── RECORDS SHOWN ──

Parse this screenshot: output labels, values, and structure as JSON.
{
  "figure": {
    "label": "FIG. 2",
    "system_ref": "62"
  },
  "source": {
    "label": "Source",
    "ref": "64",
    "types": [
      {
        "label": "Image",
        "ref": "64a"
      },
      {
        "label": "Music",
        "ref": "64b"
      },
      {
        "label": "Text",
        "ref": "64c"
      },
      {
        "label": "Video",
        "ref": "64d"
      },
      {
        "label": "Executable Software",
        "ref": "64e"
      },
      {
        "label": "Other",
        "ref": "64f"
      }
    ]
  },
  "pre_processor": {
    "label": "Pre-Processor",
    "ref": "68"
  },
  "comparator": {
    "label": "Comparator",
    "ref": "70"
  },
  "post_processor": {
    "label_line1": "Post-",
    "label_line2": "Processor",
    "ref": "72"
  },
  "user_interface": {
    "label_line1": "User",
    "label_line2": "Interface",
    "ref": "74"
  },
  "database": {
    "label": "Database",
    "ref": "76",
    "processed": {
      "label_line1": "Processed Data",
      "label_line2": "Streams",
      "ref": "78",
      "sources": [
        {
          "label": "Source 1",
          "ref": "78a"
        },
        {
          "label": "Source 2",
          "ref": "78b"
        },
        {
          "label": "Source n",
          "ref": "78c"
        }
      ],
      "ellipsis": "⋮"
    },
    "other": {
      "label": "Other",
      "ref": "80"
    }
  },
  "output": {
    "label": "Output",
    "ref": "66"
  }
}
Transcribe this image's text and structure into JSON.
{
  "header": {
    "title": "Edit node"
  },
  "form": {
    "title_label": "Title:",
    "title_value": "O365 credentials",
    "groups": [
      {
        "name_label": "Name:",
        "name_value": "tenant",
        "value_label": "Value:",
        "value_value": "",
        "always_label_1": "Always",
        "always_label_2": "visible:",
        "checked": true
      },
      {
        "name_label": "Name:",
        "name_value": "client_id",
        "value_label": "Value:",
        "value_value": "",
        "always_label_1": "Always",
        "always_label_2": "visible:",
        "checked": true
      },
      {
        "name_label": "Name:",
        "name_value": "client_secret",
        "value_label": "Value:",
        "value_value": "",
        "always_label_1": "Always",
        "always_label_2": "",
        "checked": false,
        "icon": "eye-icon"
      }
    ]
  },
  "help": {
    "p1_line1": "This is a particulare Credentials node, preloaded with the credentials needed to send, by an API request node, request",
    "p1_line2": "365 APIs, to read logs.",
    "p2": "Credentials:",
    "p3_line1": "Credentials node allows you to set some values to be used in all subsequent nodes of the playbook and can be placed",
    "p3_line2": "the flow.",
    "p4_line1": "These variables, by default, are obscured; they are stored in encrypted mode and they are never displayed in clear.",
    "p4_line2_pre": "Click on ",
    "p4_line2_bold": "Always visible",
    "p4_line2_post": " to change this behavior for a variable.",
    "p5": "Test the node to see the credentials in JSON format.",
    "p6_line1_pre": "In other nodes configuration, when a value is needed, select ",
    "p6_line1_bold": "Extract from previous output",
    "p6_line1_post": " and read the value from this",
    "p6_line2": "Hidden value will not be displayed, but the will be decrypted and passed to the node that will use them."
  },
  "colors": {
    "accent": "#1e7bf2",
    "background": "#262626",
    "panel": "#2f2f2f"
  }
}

───

Locate the word "JSON" in the records above, and return each line that has it.

Parse this screenshot: output labels, values, and structure as JSON.
Transcribe this image's text and structure into JSON.
    "p5": "Test the node to see the credentials in JSON format.",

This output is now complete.